(Entries from a dataset)
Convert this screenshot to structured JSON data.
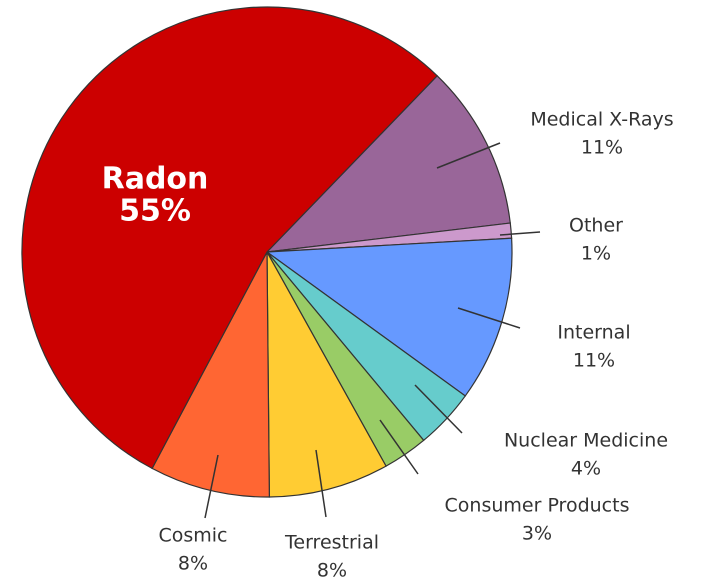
{
  "chart_data": {
    "type": "pie",
    "labels": [
      "Medical X-Rays",
      "Other",
      "Internal",
      "Nuclear Medicine",
      "Consumer Products",
      "Terrestrial",
      "Cosmic",
      "Radon"
    ],
    "values": [
      11,
      1,
      11,
      4,
      3,
      8,
      8,
      55
    ],
    "value_labels": [
      "11%",
      "1%",
      "11%",
      "4%",
      "3%",
      "8%",
      "8%",
      "55%"
    ],
    "colors": [
      "#996699",
      "#cc99cc",
      "#6699ff",
      "#66cccc",
      "#99cc66",
      "#ffcc33",
      "#ff6633",
      "#cc0000"
    ]
  }
}
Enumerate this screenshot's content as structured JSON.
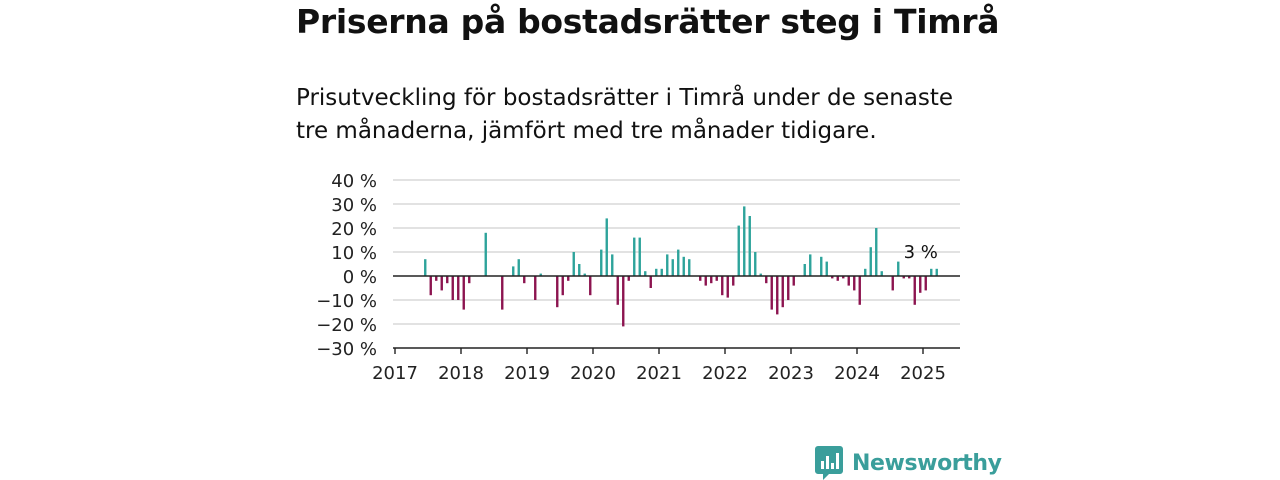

- [DIRECTIVE] Reproduce all of the entries word for word, skipping any pictures they hold.

- [FINAL RESULT]
Convert this screenshot to structured JSON data.
{
  "chart_data": {
    "type": "pie",
    "labels": [
      "Medical X-Rays",
      "Other",
      "Internal",
      "Nuclear Medicine",
      "Consumer Products",
      "Terrestrial",
      "Cosmic",
      "Radon"
    ],
    "values": [
      11,
      1,
      11,
      4,
      3,
      8,
      8,
      55
    ],
    "value_labels": [
      "11%",
      "1%",
      "11%",
      "4%",
      "3%",
      "8%",
      "8%",
      "55%"
    ],
    "colors": [
      "#996699",
      "#cc99cc",
      "#6699ff",
      "#66cccc",
      "#99cc66",
      "#ffcc33",
      "#ff6633",
      "#cc0000"
    ]
  }
}
Enumerate this screenshot's content as structured JSON.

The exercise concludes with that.